▶ _DATA ENTRIES_:
====

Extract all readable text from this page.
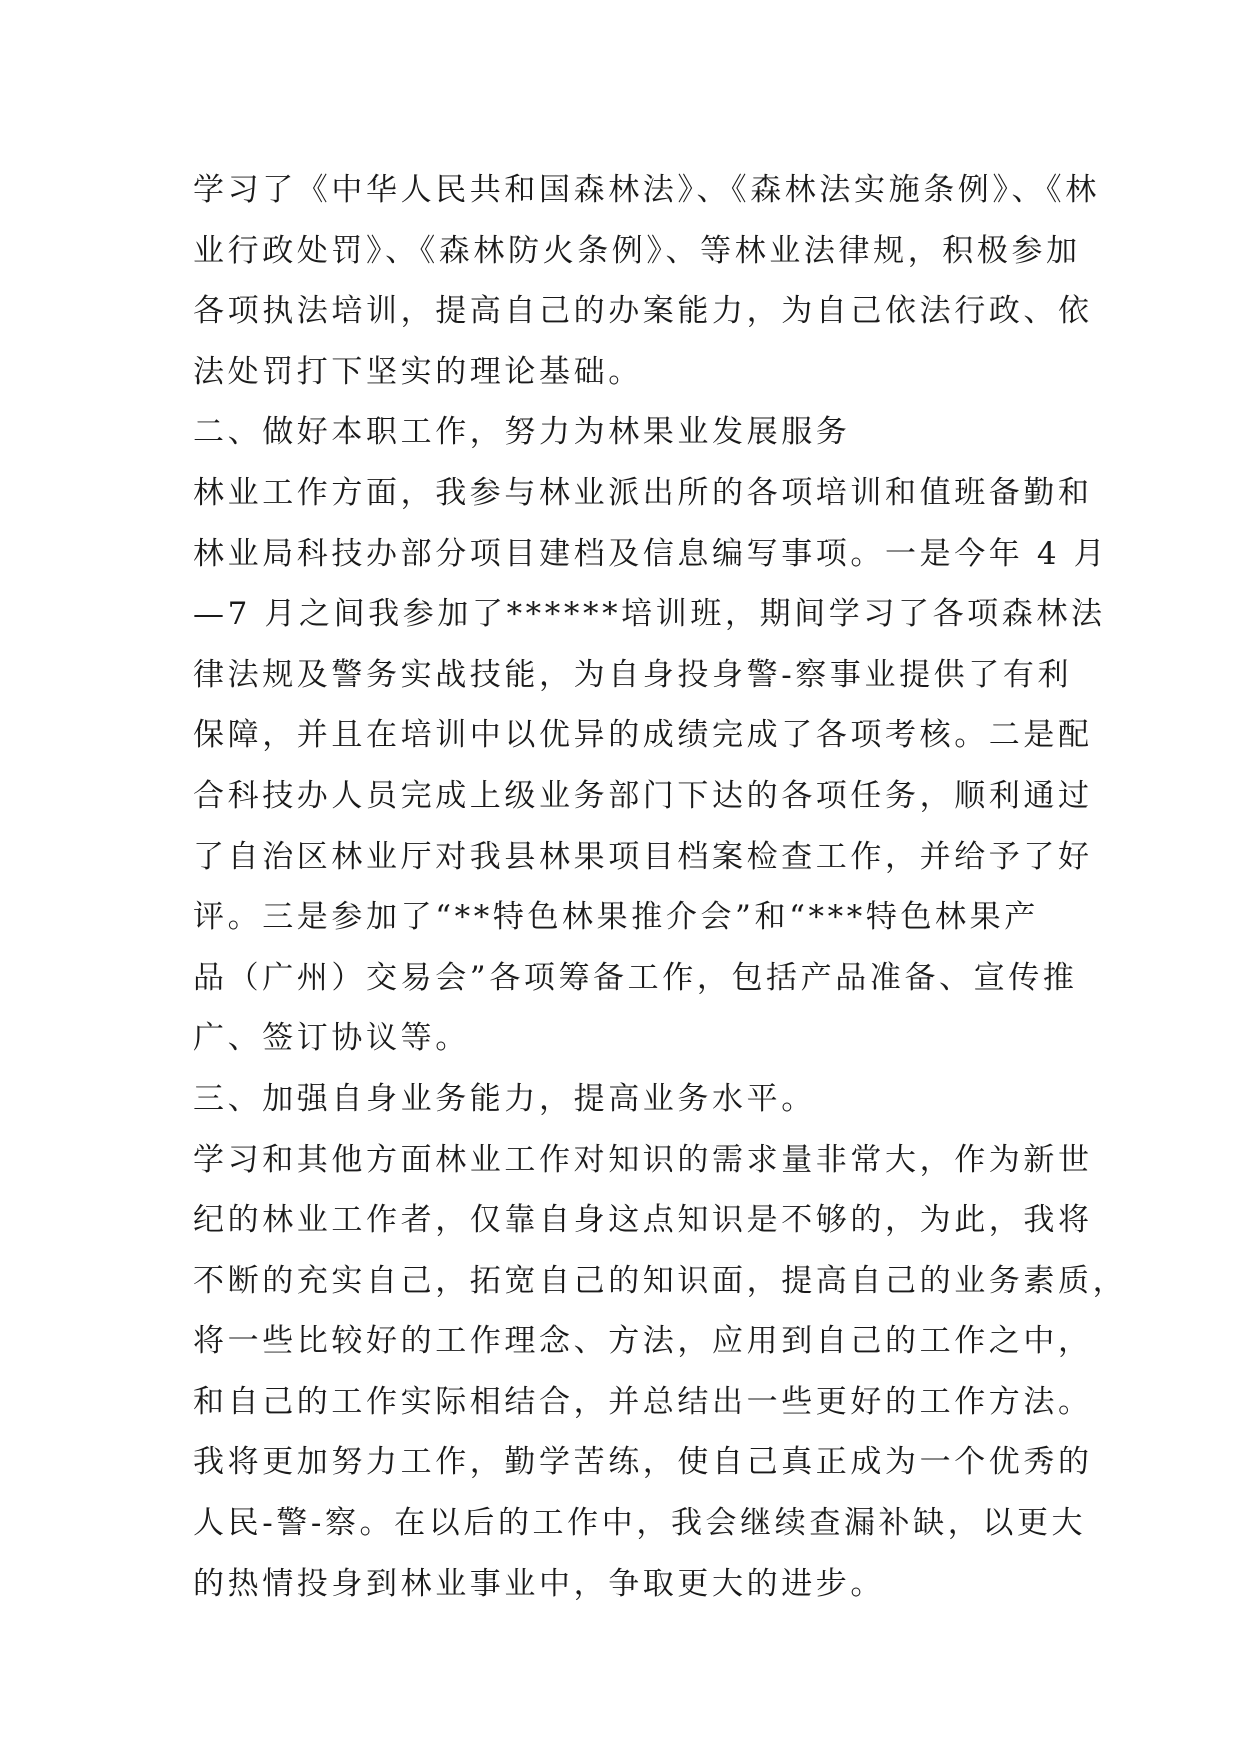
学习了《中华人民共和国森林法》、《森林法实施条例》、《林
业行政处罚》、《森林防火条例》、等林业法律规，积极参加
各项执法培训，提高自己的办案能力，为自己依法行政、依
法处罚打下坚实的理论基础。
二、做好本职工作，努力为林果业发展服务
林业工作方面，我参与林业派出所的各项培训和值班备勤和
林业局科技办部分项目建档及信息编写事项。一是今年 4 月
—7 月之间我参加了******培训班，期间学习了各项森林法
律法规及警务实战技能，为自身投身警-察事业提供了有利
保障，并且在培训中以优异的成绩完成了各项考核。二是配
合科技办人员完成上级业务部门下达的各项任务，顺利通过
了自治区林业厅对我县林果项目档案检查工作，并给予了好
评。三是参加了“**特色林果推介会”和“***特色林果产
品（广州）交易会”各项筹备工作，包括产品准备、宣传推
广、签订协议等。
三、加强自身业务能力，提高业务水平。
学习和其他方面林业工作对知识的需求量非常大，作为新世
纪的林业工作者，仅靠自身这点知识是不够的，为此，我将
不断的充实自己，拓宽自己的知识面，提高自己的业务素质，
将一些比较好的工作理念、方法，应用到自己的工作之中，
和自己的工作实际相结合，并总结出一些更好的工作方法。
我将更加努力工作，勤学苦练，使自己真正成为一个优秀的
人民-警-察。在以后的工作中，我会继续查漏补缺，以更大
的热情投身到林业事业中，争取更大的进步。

====

▶ _WHAT TO PRODUCE_: Copy out all the data exactly; skip the pictures.

▶ _TASK RESPONSE_:
Extract all readable text from this page.
学习了《中华人民共和国森林法》、《森林法实施条例》、《林
业行政处罚》、《森林防火条例》、等林业法律规，积极参加
各项执法培训，提高自己的办案能力，为自己依法行政、依
法处罚打下坚实的理论基础。
二、做好本职工作，努力为林果业发展服务
林业工作方面，我参与林业派出所的各项培训和值班备勤和
林业局科技办部分项目建档及信息编写事项。一是今年 4 月
—7 月之间我参加了******培训班，期间学习了各项森林法
律法规及警务实战技能，为自身投身警-察事业提供了有利
保障，并且在培训中以优异的成绩完成了各项考核。二是配
合科技办人员完成上级业务部门下达的各项任务，顺利通过
了自治区林业厅对我县林果项目档案检查工作，并给予了好
评。三是参加了“**特色林果推介会”和“***特色林果产
品（广州）交易会”各项筹备工作，包括产品准备、宣传推
广、签订协议等。
三、加强自身业务能力，提高业务水平。
学习和其他方面林业工作对知识的需求量非常大，作为新世
纪的林业工作者，仅靠自身这点知识是不够的，为此，我将
不断的充实自己，拓宽自己的知识面，提高自己的业务素质，
将一些比较好的工作理念、方法，应用到自己的工作之中，
和自己的工作实际相结合，并总结出一些更好的工作方法。
我将更加努力工作，勤学苦练，使自己真正成为一个优秀的
人民-警-察。在以后的工作中，我会继续查漏补缺，以更大
的热情投身到林业事业中，争取更大的进步。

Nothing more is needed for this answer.